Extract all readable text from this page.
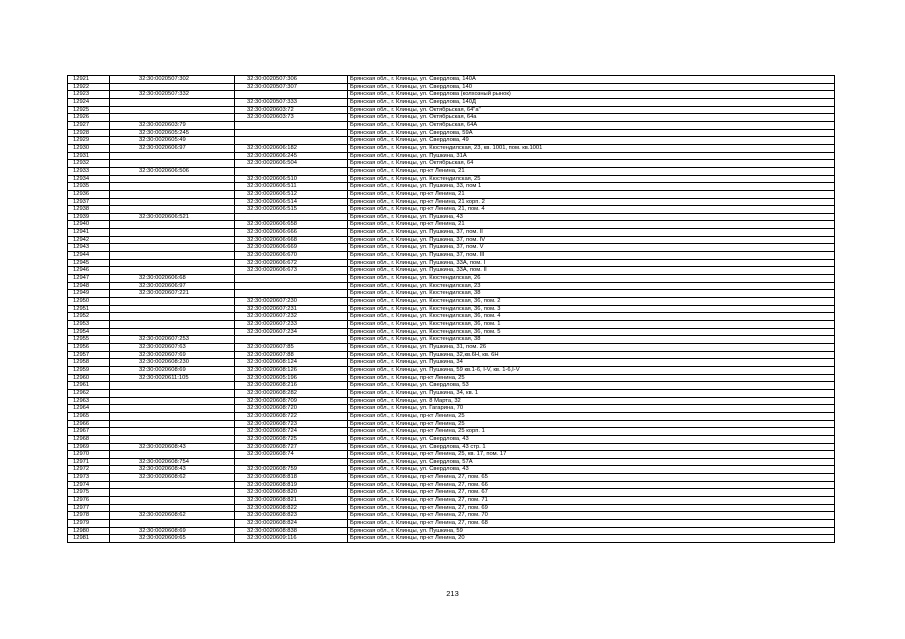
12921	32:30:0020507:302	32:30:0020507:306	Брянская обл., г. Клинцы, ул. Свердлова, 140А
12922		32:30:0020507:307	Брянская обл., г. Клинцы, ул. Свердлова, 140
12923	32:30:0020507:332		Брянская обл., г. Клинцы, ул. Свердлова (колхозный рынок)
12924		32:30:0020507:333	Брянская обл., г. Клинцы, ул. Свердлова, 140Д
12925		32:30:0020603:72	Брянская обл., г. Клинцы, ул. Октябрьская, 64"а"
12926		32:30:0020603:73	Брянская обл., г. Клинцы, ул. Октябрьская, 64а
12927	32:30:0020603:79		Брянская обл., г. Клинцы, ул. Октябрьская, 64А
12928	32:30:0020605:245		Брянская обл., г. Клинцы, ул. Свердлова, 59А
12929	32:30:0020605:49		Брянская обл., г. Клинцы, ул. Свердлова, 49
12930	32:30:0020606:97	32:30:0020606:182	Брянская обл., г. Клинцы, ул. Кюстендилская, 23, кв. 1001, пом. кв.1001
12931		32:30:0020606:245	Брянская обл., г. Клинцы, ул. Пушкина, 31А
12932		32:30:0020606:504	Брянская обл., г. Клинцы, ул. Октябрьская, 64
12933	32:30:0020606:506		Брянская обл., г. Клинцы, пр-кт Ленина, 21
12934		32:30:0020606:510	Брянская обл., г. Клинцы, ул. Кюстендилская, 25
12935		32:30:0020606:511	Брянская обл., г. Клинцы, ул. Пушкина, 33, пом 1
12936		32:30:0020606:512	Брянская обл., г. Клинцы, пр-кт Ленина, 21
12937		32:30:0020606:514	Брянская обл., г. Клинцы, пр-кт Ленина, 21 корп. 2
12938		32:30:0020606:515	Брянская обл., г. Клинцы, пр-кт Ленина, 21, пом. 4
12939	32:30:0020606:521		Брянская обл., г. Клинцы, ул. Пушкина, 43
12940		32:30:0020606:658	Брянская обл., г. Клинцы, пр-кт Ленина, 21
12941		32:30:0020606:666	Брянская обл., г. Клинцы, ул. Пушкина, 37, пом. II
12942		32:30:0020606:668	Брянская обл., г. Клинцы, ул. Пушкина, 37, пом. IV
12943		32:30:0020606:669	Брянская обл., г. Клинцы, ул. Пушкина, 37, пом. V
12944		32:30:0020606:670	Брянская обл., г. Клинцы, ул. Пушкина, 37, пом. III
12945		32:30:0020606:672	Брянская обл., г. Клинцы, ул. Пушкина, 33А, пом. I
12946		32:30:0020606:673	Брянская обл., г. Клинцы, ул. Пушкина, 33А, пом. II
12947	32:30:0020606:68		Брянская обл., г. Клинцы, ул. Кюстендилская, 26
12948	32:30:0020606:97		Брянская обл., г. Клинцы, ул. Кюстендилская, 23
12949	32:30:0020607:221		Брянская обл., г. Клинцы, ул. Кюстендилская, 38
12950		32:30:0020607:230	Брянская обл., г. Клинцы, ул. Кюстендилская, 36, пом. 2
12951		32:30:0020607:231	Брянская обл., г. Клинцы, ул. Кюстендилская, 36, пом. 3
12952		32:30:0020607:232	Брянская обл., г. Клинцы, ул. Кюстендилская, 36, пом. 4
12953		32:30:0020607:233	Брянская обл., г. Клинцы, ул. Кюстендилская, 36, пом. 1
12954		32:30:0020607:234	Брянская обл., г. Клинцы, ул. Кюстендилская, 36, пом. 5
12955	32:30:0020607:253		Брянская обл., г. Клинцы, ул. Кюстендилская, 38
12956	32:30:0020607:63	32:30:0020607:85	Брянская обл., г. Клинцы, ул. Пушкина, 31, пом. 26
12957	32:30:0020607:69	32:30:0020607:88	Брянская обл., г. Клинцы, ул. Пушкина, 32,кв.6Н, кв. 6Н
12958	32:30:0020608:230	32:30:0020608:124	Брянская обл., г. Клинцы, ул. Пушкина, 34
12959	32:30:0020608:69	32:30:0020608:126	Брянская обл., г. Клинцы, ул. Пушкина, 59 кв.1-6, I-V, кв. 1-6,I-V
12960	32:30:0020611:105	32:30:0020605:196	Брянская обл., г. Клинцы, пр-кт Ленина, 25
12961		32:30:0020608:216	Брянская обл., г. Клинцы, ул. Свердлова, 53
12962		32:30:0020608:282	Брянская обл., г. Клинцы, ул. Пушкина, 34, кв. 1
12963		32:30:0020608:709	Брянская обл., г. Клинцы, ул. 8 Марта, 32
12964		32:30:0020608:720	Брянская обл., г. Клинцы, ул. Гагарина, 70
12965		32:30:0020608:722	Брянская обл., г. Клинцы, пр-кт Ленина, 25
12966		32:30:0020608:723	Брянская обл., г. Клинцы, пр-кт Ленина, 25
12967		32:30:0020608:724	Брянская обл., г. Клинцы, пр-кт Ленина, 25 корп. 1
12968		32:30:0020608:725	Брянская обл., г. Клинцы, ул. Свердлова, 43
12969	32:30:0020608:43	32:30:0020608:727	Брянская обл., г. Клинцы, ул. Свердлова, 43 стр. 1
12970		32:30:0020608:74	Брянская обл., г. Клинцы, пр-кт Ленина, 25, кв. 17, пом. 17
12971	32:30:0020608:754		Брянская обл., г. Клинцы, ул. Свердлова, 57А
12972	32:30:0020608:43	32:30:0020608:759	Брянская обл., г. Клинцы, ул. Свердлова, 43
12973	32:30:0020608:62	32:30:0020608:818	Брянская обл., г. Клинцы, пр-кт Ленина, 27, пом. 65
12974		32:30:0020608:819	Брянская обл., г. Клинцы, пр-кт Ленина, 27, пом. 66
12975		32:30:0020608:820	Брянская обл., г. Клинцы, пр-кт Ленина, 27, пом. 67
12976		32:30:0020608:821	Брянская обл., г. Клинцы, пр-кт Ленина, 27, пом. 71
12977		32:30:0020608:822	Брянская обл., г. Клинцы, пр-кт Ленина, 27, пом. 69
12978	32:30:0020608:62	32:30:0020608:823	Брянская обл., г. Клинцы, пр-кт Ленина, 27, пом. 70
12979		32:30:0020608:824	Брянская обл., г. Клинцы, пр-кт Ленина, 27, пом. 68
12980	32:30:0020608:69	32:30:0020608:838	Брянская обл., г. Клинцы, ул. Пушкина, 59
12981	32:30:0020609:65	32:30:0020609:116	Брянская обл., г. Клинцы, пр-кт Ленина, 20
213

※

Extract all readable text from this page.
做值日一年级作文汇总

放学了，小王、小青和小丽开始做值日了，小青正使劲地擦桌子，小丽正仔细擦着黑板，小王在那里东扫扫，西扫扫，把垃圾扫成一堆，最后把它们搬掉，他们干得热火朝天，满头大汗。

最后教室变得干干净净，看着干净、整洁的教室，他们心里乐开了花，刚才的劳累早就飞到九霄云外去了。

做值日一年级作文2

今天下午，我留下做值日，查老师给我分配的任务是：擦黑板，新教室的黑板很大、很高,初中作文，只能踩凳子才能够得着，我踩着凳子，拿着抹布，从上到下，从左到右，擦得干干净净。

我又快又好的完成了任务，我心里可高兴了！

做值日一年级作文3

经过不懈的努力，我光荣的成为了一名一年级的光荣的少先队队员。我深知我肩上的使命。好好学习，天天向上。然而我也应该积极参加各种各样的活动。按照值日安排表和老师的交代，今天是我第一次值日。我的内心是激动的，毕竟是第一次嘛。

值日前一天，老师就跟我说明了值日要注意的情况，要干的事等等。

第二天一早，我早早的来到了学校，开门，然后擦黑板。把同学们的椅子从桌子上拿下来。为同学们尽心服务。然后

※

- [What is needed]: Identify lines with the string "Кюстендилская". Copy each one.

- [Finished answer]:
12930	32:30:0020606:97	32:30:0020606:182	Брянская обл., г. Клинцы, ул. Кюстендилская, 23, кв. 1001, пом. кв.1001
12934		32:30:0020606:510	Брянская обл., г. Клинцы, ул. Кюстендилская, 25
12947	32:30:0020606:68		Брянская обл., г. Клинцы, ул. Кюстендилская, 26
12948	32:30:0020606:97		Брянская обл., г. Клинцы, ул. Кюстендилская, 23
12949	32:30:0020607:221		Брянская обл., г. Клинцы, ул. Кюстендилская, 38
12950		32:30:0020607:230	Брянская обл., г. Клинцы, ул. Кюстендилская, 36, пом. 2
12951		32:30:0020607:231	Брянская обл., г. Клинцы, ул. Кюстендилская, 36, пом. 3
12952		32:30:0020607:232	Брянская обл., г. Клинцы, ул. Кюстендилская, 36, пом. 4
12953		32:30:0020607:233	Брянская обл., г. Клинцы, ул. Кюстендилская, 36, пом. 1
12954		32:30:0020607:234	Брянская обл., г. Клинцы, ул. Кюстендилская, 36, пом. 5
12955	32:30:0020607:253		Брянская обл., г. Клинцы, ул. Кюстендилская, 38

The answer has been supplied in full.